▸ SET PROBLEM: Extract the full listing below without altering a single character.

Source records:
----

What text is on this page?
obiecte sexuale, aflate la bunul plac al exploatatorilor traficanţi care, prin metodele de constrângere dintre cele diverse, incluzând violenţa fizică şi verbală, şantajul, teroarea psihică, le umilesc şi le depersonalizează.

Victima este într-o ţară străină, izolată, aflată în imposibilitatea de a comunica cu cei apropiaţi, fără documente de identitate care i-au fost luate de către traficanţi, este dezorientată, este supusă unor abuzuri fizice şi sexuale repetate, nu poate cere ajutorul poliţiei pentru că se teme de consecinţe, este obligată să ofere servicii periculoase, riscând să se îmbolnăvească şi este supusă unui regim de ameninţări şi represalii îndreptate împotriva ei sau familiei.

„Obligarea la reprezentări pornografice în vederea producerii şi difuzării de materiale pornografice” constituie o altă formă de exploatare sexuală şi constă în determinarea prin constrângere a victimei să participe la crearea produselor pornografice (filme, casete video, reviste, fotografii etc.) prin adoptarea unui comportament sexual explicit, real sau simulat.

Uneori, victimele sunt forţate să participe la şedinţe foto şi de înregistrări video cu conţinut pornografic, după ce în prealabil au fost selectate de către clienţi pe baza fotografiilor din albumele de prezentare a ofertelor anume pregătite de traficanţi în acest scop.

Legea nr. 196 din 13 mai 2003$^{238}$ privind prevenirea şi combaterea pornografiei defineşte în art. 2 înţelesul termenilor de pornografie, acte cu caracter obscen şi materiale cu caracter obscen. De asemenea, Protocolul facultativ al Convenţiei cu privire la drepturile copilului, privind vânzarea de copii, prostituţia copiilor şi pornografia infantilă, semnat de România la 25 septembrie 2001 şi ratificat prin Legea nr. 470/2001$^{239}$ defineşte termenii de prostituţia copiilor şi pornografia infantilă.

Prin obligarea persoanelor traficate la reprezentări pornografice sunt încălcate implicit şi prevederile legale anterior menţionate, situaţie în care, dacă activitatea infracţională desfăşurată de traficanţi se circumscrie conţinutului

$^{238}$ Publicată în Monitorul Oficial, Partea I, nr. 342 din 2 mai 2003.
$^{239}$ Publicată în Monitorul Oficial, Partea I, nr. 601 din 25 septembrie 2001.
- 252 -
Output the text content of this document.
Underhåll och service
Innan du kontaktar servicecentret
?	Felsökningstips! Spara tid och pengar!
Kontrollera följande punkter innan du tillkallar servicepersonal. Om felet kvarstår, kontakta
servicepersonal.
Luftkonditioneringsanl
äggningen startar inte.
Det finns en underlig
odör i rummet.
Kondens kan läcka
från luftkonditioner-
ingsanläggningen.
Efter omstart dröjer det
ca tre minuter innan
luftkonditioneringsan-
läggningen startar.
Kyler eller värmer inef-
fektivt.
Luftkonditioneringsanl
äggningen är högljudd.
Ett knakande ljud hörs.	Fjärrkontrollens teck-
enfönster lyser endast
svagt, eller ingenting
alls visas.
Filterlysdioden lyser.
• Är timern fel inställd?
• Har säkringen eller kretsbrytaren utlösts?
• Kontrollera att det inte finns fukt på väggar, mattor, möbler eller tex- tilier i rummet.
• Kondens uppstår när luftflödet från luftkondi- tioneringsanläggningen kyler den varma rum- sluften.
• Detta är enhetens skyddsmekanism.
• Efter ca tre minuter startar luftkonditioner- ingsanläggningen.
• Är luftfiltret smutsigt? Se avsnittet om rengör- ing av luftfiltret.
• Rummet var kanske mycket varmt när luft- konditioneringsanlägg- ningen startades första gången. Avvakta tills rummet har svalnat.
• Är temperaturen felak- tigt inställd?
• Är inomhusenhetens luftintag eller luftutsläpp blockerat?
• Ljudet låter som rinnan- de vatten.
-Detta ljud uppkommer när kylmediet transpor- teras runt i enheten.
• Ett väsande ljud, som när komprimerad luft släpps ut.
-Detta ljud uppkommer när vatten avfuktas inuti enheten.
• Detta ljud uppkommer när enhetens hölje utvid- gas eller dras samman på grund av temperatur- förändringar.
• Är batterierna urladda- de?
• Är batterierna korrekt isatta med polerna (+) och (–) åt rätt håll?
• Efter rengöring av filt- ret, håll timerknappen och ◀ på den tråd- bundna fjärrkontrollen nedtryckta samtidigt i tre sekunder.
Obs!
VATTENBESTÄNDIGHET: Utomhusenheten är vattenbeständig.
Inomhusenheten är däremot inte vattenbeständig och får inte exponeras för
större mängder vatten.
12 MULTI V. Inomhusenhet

----

▸ COMPLETE ANSWER:
What text is on this page?
obiecte sexuale, aflate la bunul plac al exploatatorilor traficanţi care, prin metodele de constrângere dintre cele diverse, incluzând violenţa fizică şi verbală, şantajul, teroarea psihică, le umilesc şi le depersonalizează.

Victima este într-o ţară străină, izolată, aflată în imposibilitatea de a comunica cu cei apropiaţi, fără documente de identitate care i-au fost luate de către traficanţi, este dezorientată, este supusă unor abuzuri fizice şi sexuale repetate, nu poate cere ajutorul poliţiei pentru că se teme de consecinţe, este obligată să ofere servicii periculoase, riscând să se îmbolnăvească şi este supusă unui regim de ameninţări şi represalii îndreptate împotriva ei sau familiei.

„Obligarea la reprezentări pornografice în vederea producerii şi difuzării de materiale pornografice” constituie o altă formă de exploatare sexuală şi constă în determinarea prin constrângere a victimei să participe la crearea produselor pornografice (filme, casete video, reviste, fotografii etc.) prin adoptarea unui comportament sexual explicit, real sau simulat.

Uneori, victimele sunt forţate să participe la şedinţe foto şi de înregistrări video cu conţinut pornografic, după ce în prealabil au fost selectate de către clienţi pe baza fotografiilor din albumele de prezentare a ofertelor anume pregătite de traficanţi în acest scop.

Legea nr. 196 din 13 mai 2003$^{238}$ privind prevenirea şi combaterea pornografiei defineşte în art. 2 înţelesul termenilor de pornografie, acte cu caracter obscen şi materiale cu caracter obscen. De asemenea, Protocolul facultativ al Convenţiei cu privire la drepturile copilului, privind vânzarea de copii, prostituţia copiilor şi pornografia infantilă, semnat de România la 25 septembrie 2001 şi ratificat prin Legea nr. 470/2001$^{239}$ defineşte termenii de prostituţia copiilor şi pornografia infantilă.

Prin obligarea persoanelor traficate la reprezentări pornografice sunt încălcate implicit şi prevederile legale anterior menţionate, situaţie în care, dacă activitatea infracţională desfăşurată de traficanţi se circumscrie conţinutului

$^{238}$ Publicată în Monitorul Oficial, Partea I, nr. 342 din 2 mai 2003.
$^{239}$ Publicată în Monitorul Oficial, Partea I, nr. 601 din 25 septembrie 2001.
- 252 -
Output the text content of this document.
Underhåll och service
Innan du kontaktar servicecentret
?	Felsökningstips! Spara tid och pengar!
Kontrollera följande punkter innan du tillkallar servicepersonal. Om felet kvarstår, kontakta
servicepersonal.
Luftkonditioneringsanl
äggningen startar inte.
Det finns en underlig
odör i rummet.
Kondens kan läcka
från luftkonditioner-
ingsanläggningen.
Efter omstart dröjer det
ca tre minuter innan
luftkonditioneringsan-
läggningen startar.
Kyler eller värmer inef-
fektivt.
Luftkonditioneringsanl
äggningen är högljudd.
Ett knakande ljud hörs.	Fjärrkontrollens teck-
enfönster lyser endast
svagt, eller ingenting
alls visas.
Filterlysdioden lyser.
• Är timern fel inställd?
• Har säkringen eller kretsbrytaren utlösts?
• Kontrollera att det inte finns fukt på väggar, mattor, möbler eller tex- tilier i rummet.
• Kondens uppstår när luftflödet från luftkondi- tioneringsanläggningen kyler den varma rum- sluften.
• Detta är enhetens skyddsmekanism.
• Efter ca tre minuter startar luftkonditioner- ingsanläggningen.
• Är luftfiltret smutsigt? Se avsnittet om rengör- ing av luftfiltret.
• Rummet var kanske mycket varmt när luft- konditioneringsanlägg- ningen startades första gången. Avvakta tills rummet har svalnat.
• Är temperaturen felak- tigt inställd?
• Är inomhusenhetens luftintag eller luftutsläpp blockerat?
• Ljudet låter som rinnan- de vatten.
-Detta ljud uppkommer när kylmediet transpor- teras runt i enheten.
• Ett väsande ljud, som när komprimerad luft släpps ut.
-Detta ljud uppkommer när vatten avfuktas inuti enheten.
• Detta ljud uppkommer när enhetens hölje utvid- gas eller dras samman på grund av temperatur- förändringar.
• Är batterierna urladda- de?
• Är batterierna korrekt isatta med polerna (+) och (–) åt rätt håll?
• Efter rengöring av filt- ret, håll timerknappen och ◀ på den tråd- bundna fjärrkontrollen nedtryckta samtidigt i tre sekunder.
Obs!
VATTENBESTÄNDIGHET: Utomhusenheten är vattenbeständig.
Inomhusenheten är däremot inte vattenbeständig och får inte exponeras för
större mängder vatten.
12 MULTI V. Inomhusenhet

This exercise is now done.